## EXERCISE DIRECTIONS:
Make an exact copy of the entries, and keep any pictures out of it.

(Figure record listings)
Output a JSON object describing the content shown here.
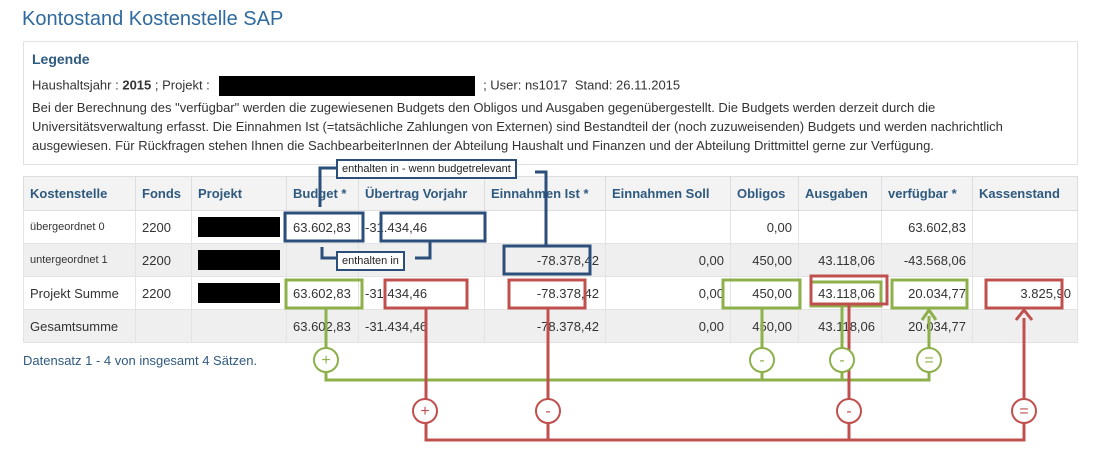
{
  "page_title": "Kontostand Kostenstelle SAP",
  "legend": {
    "title": "Legende",
    "fiscal_year_label": "Haushaltsjahr :",
    "fiscal_year_value": "2015",
    "project_label": "; Projekt :",
    "user_text": "; User: ns1017",
    "date_text": "Stand: 26.11.2015",
    "description": "Bei der Berechnung des \"verfügbar\" werden die zugewiesenen Budgets den Obligos und Ausgaben gegenübergestellt. Die Budgets werden derzeit durch die Universitätsverwaltung erfasst. Die Einnahmen Ist (=tatsächliche Zahlungen von Externen) sind Bestandteil der (noch zuzuweisenden) Budgets und werden nachrichtlich ausgewiesen. Für Rückfragen stehen Ihnen die SachbearbeiterInnen der Abteilung Haushalt und Finanzen und der Abteilung Drittmittel gerne zur Verfügung."
  },
  "table": {
    "headers": [
      "Kostenstelle",
      "Fonds",
      "Projekt",
      "Budget *",
      "Übertrag Vorjahr",
      "Einnahmen Ist *",
      "Einnahmen Soll",
      "Obligos",
      "Ausgaben",
      "verfügbar *",
      "Kassenstand"
    ],
    "rows": [
      {
        "kostenstelle": "übergeordnet 0",
        "fonds": "2200",
        "budget": "63.602,83",
        "uebertrag": "-31.434,46",
        "einnahmen_ist": "",
        "einnahmen_soll": "",
        "obligos": "0,00",
        "ausgaben": "",
        "verfuegbar": "63.602,83",
        "kassenstand": ""
      },
      {
        "kostenstelle": "untergeordnet 1",
        "fonds": "2200",
        "budget": "",
        "uebertrag": "",
        "einnahmen_ist": "-78.378,42",
        "einnahmen_soll": "0,00",
        "obligos": "450,00",
        "ausgaben": "43.118,06",
        "verfuegbar": "-43.568,06",
        "kassenstand": ""
      },
      {
        "kostenstelle": "Projekt Summe",
        "fonds": "2200",
        "budget": "63.602,83",
        "uebertrag": "-31.434,46",
        "einnahmen_ist": "-78.378,42",
        "einnahmen_soll": "0,00",
        "obligos": "450,00",
        "ausgaben": "43.118,06",
        "verfuegbar": "20.034,77",
        "kassenstand": "3.825,90"
      },
      {
        "kostenstelle": "Gesamtsumme",
        "fonds": "",
        "budget": "63.602,83",
        "uebertrag": "-31.434,46",
        "einnahmen_ist": "-78.378,42",
        "einnahmen_soll": "0,00",
        "obligos": "450,00",
        "ausgaben": "43.118,06",
        "verfuegbar": "20.034,77",
        "kassenstand": ""
      }
    ]
  },
  "footer": "Datensatz 1 - 4 von insgesamt 4 Sätzen.",
  "annotations": {
    "note_budget": "enthalten in - wenn budgetrelevant",
    "note_enthalten": "enthalten in",
    "plus": "+",
    "minus": "-",
    "equals": "="
  },
  "colors": {
    "green": "#8db04a",
    "red": "#c0504d",
    "blue": "#2b4f7a",
    "title": "#2f6a9f"
  }
}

## OUTPUT:
Output a JSON object describing the content shown here.
{
  "page_title": "Kontostand Kostenstelle SAP",
  "legend": {
    "title": "Legende",
    "fiscal_year_label": "Haushaltsjahr :",
    "fiscal_year_value": "2015",
    "project_label": "; Projekt :",
    "user_text": "; User: ns1017",
    "date_text": "Stand: 26.11.2015",
    "description": "Bei der Berechnung des \"verfügbar\" werden die zugewiesenen Budgets den Obligos und Ausgaben gegenübergestellt. Die Budgets werden derzeit durch die Universitätsverwaltung erfasst. Die Einnahmen Ist (=tatsächliche Zahlungen von Externen) sind Bestandteil der (noch zuzuweisenden) Budgets und werden nachrichtlich ausgewiesen. Für Rückfragen stehen Ihnen die SachbearbeiterInnen der Abteilung Haushalt und Finanzen und der Abteilung Drittmittel gerne zur Verfügung."
  },
  "table": {
    "headers": [
      "Kostenstelle",
      "Fonds",
      "Projekt",
      "Budget *",
      "Übertrag Vorjahr",
      "Einnahmen Ist *",
      "Einnahmen Soll",
      "Obligos",
      "Ausgaben",
      "verfügbar *",
      "Kassenstand"
    ],
    "rows": [
      {
        "kostenstelle": "übergeordnet 0",
        "fonds": "2200",
        "budget": "63.602,83",
        "uebertrag": "-31.434,46",
        "einnahmen_ist": "",
        "einnahmen_soll": "",
        "obligos": "0,00",
        "ausgaben": "",
        "verfuegbar": "63.602,83",
        "kassenstand": ""
      },
      {
        "kostenstelle": "untergeordnet 1",
        "fonds": "2200",
        "budget": "",
        "uebertrag": "",
        "einnahmen_ist": "-78.378,42",
        "einnahmen_soll": "0,00",
        "obligos": "450,00",
        "ausgaben": "43.118,06",
        "verfuegbar": "-43.568,06",
        "kassenstand": ""
      },
      {
        "kostenstelle": "Projekt Summe",
        "fonds": "2200",
        "budget": "63.602,83",
        "uebertrag": "-31.434,46",
        "einnahmen_ist": "-78.378,42",
        "einnahmen_soll": "0,00",
        "obligos": "450,00",
        "ausgaben": "43.118,06",
        "verfuegbar": "20.034,77",
        "kassenstand": "3.825,90"
      },
      {
        "kostenstelle": "Gesamtsumme",
        "fonds": "",
        "budget": "63.602,83",
        "uebertrag": "-31.434,46",
        "einnahmen_ist": "-78.378,42",
        "einnahmen_soll": "0,00",
        "obligos": "450,00",
        "ausgaben": "43.118,06",
        "verfuegbar": "20.034,77",
        "kassenstand": ""
      }
    ]
  },
  "footer": "Datensatz 1 - 4 von insgesamt 4 Sätzen.",
  "annotations": {
    "note_budget": "enthalten in - wenn budgetrelevant",
    "note_enthalten": "enthalten in",
    "plus": "+",
    "minus": "-",
    "equals": "="
  },
  "colors": {
    "green": "#8db04a",
    "red": "#c0504d",
    "blue": "#2b4f7a",
    "title": "#2f6a9f"
  }
}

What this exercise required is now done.